====== Input records

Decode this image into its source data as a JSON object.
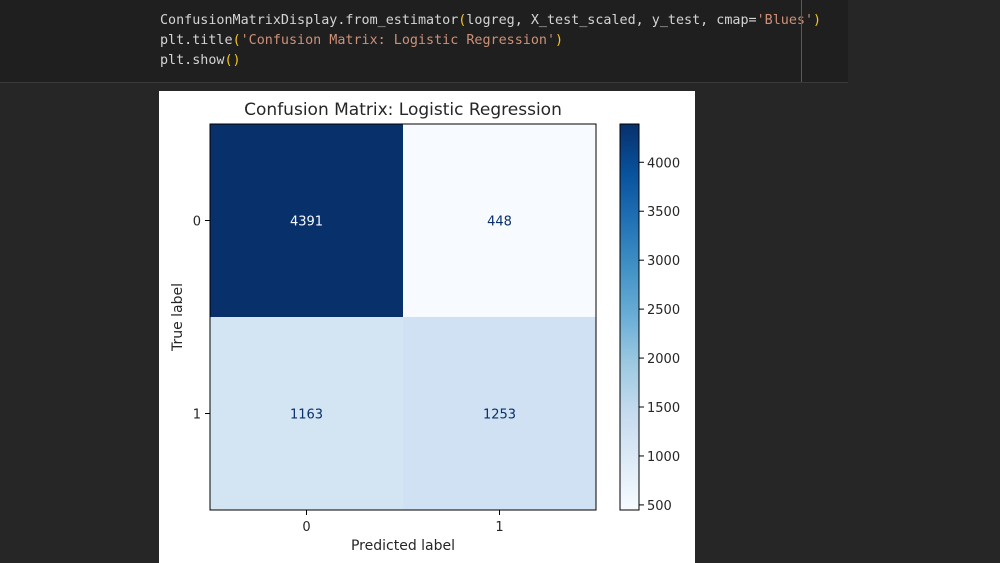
{
  "code": {
    "line1": {
      "prefix": "ConfusionMatrixDisplay.from_estimator",
      "open": "(",
      "args": "logreg, X_test_scaled, y_test, cmap=",
      "string": "'Blues'",
      "close": ")"
    },
    "line2": {
      "prefix": "plt.title",
      "open": "(",
      "string": "'Confusion Matrix: Logistic Regression'",
      "close": ")"
    },
    "line3": {
      "prefix": "plt.show",
      "parens": "()"
    }
  },
  "chart_data": {
    "type": "heatmap",
    "title": "Confusion Matrix: Logistic Regression",
    "xlabel": "Predicted label",
    "ylabel": "True label",
    "x_categories": [
      "0",
      "1"
    ],
    "y_categories": [
      "0",
      "1"
    ],
    "matrix": [
      [
        4391,
        448
      ],
      [
        1163,
        1253
      ]
    ],
    "colormap": "Blues",
    "colorbar": {
      "min": 448,
      "max": 4391,
      "ticks": [
        500,
        1000,
        1500,
        2000,
        2500,
        3000,
        3500,
        4000
      ]
    }
  }
}
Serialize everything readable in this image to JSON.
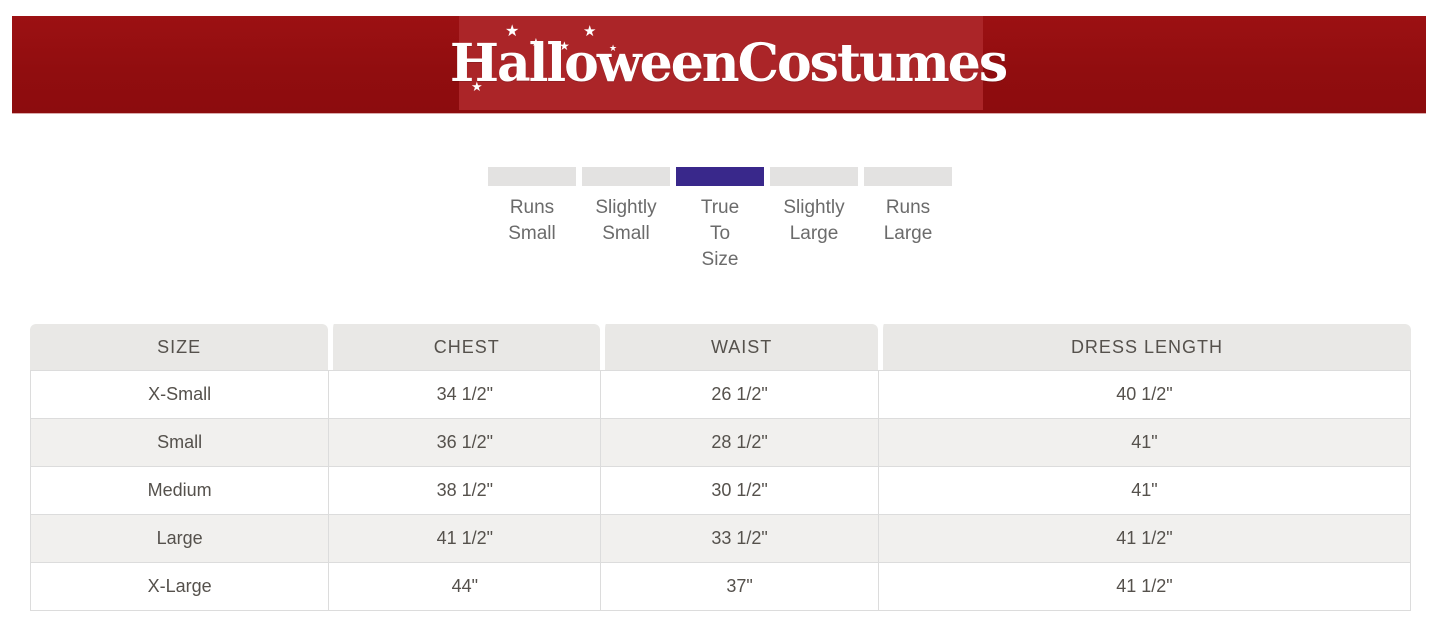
{
  "header": {
    "logo_text": "HalloweenCostumes",
    "star_glyph": "★",
    "banner_color": "#910d0f",
    "logo_box_color": "#ab2528"
  },
  "fit_scale": {
    "selected_label": "True To Size",
    "selected_index": 2,
    "bar_color_default": "#e3e2e1",
    "bar_color_selected": "#39288b",
    "options": [
      {
        "id": "runs-small",
        "label_lines": [
          "Runs",
          "Small"
        ],
        "selected": false
      },
      {
        "id": "slightly-small",
        "label_lines": [
          "Slightly",
          "Small"
        ],
        "selected": false
      },
      {
        "id": "true-to-size",
        "label_lines": [
          "True",
          "To",
          "Size"
        ],
        "selected": true
      },
      {
        "id": "slightly-large",
        "label_lines": [
          "Slightly",
          "Large"
        ],
        "selected": false
      },
      {
        "id": "runs-large",
        "label_lines": [
          "Runs",
          "Large"
        ],
        "selected": false
      }
    ]
  },
  "size_chart": {
    "columns": [
      "SIZE",
      "CHEST",
      "WAIST",
      "DRESS LENGTH"
    ],
    "column_widths": [
      "21.6%",
      "19.7%",
      "20.1%",
      "38.6%"
    ],
    "rows": [
      {
        "size": "X-Small",
        "chest": "34 1/2\"",
        "waist": "26 1/2\"",
        "dress_length": "40 1/2\""
      },
      {
        "size": "Small",
        "chest": "36 1/2\"",
        "waist": "28 1/2\"",
        "dress_length": "41\""
      },
      {
        "size": "Medium",
        "chest": "38 1/2\"",
        "waist": "30 1/2\"",
        "dress_length": "41\""
      },
      {
        "size": "Large",
        "chest": "41 1/2\"",
        "waist": "33 1/2\"",
        "dress_length": "41 1/2\""
      },
      {
        "size": "X-Large",
        "chest": "44\"",
        "waist": "37\"",
        "dress_length": "41 1/2\""
      }
    ]
  }
}
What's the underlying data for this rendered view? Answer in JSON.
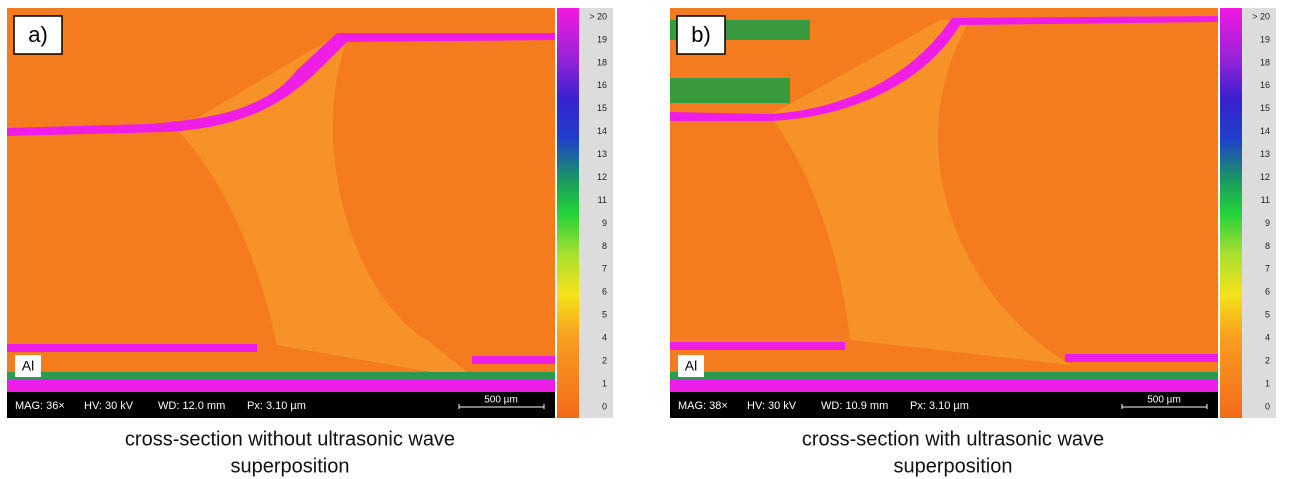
{
  "panels": [
    {
      "label": "a)",
      "material_label": "Al",
      "info": {
        "mag": "MAG: 36×",
        "hv": "HV: 30 kV",
        "wd": "WD: 12.0 mm",
        "px": "Px: 3.10 µm"
      },
      "scale_bar": "500 µm",
      "colorbar_ticks": [
        "> 20",
        "19",
        "18",
        "16",
        "15",
        "14",
        "13",
        "12",
        "11",
        "9",
        "8",
        "7",
        "6",
        "5",
        "4",
        "2",
        "1",
        "0"
      ],
      "caption": [
        "cross-section without ultrasonic wave",
        "superposition"
      ]
    },
    {
      "label": "b)",
      "material_label": "Al",
      "info": {
        "mag": "MAG: 38×",
        "hv": "HV: 30 kV",
        "wd": "WD: 10.9 mm",
        "px": "Px: 3.10 µm"
      },
      "scale_bar": "500 µm",
      "colorbar_ticks": [
        "> 20",
        "19",
        "18",
        "16",
        "15",
        "14",
        "13",
        "12",
        "11",
        "9",
        "8",
        "7",
        "6",
        "5",
        "4",
        "2",
        "1",
        "0"
      ],
      "caption": [
        "cross-section with ultrasonic wave",
        "superposition"
      ]
    }
  ]
}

============

* _Given problem_
The entries above are to be returned exactly, without their pictures.

* _Written answer_
Decode this image into its source data as a JSON object.
{
  "code": {
    "line1": {
      "prefix": "ConfusionMatrixDisplay.from_estimator",
      "open": "(",
      "args": "logreg, X_test_scaled, y_test, cmap=",
      "string": "'Blues'",
      "close": ")"
    },
    "line2": {
      "prefix": "plt.title",
      "open": "(",
      "string": "'Confusion Matrix: Logistic Regression'",
      "close": ")"
    },
    "line3": {
      "prefix": "plt.show",
      "parens": "()"
    }
  },
  "chart_data": {
    "type": "heatmap",
    "title": "Confusion Matrix: Logistic Regression",
    "xlabel": "Predicted label",
    "ylabel": "True label",
    "x_categories": [
      "0",
      "1"
    ],
    "y_categories": [
      "0",
      "1"
    ],
    "matrix": [
      [
        4391,
        448
      ],
      [
        1163,
        1253
      ]
    ],
    "colormap": "Blues",
    "colorbar": {
      "min": 448,
      "max": 4391,
      "ticks": [
        500,
        1000,
        1500,
        2000,
        2500,
        3000,
        3500,
        4000
      ]
    }
  }
}
Serialize everything readable in this image to JSON.
{
  "header": {
    "logo_text": "HalloweenCostumes",
    "star_glyph": "★",
    "banner_color": "#910d0f",
    "logo_box_color": "#ab2528"
  },
  "fit_scale": {
    "selected_label": "True To Size",
    "selected_index": 2,
    "bar_color_default": "#e3e2e1",
    "bar_color_selected": "#39288b",
    "options": [
      {
        "id": "runs-small",
        "label_lines": [
          "Runs",
          "Small"
        ],
        "selected": false
      },
      {
        "id": "slightly-small",
        "label_lines": [
          "Slightly",
          "Small"
        ],
        "selected": false
      },
      {
        "id": "true-to-size",
        "label_lines": [
          "True",
          "To",
          "Size"
        ],
        "selected": true
      },
      {
        "id": "slightly-large",
        "label_lines": [
          "Slightly",
          "Large"
        ],
        "selected": false
      },
      {
        "id": "runs-large",
        "label_lines": [
          "Runs",
          "Large"
        ],
        "selected": false
      }
    ]
  },
  "size_chart": {
    "columns": [
      "SIZE",
      "CHEST",
      "WAIST",
      "DRESS LENGTH"
    ],
    "column_widths": [
      "21.6%",
      "19.7%",
      "20.1%",
      "38.6%"
    ],
    "rows": [
      {
        "size": "X-Small",
        "chest": "34 1/2\"",
        "waist": "26 1/2\"",
        "dress_length": "40 1/2\""
      },
      {
        "size": "Small",
        "chest": "36 1/2\"",
        "waist": "28 1/2\"",
        "dress_length": "41\""
      },
      {
        "size": "Medium",
        "chest": "38 1/2\"",
        "waist": "30 1/2\"",
        "dress_length": "41\""
      },
      {
        "size": "Large",
        "chest": "41 1/2\"",
        "waist": "33 1/2\"",
        "dress_length": "41 1/2\""
      },
      {
        "size": "X-Large",
        "chest": "44\"",
        "waist": "37\"",
        "dress_length": "41 1/2\""
      }
    ]
  }
}
What's the underlying data for this rendered view? Answer in JSON.
{
  "panels": [
    {
      "label": "a)",
      "material_label": "Al",
      "info": {
        "mag": "MAG: 36×",
        "hv": "HV: 30 kV",
        "wd": "WD: 12.0 mm",
        "px": "Px: 3.10 µm"
      },
      "scale_bar": "500 µm",
      "colorbar_ticks": [
        "> 20",
        "19",
        "18",
        "16",
        "15",
        "14",
        "13",
        "12",
        "11",
        "9",
        "8",
        "7",
        "6",
        "5",
        "4",
        "2",
        "1",
        "0"
      ],
      "caption": [
        "cross-section without ultrasonic wave",
        "superposition"
      ]
    },
    {
      "label": "b)",
      "material_label": "Al",
      "info": {
        "mag": "MAG: 38×",
        "hv": "HV: 30 kV",
        "wd": "WD: 10.9 mm",
        "px": "Px: 3.10 µm"
      },
      "scale_bar": "500 µm",
      "colorbar_ticks": [
        "> 20",
        "19",
        "18",
        "16",
        "15",
        "14",
        "13",
        "12",
        "11",
        "9",
        "8",
        "7",
        "6",
        "5",
        "4",
        "2",
        "1",
        "0"
      ],
      "caption": [
        "cross-section with ultrasonic wave",
        "superposition"
      ]
    }
  ]
}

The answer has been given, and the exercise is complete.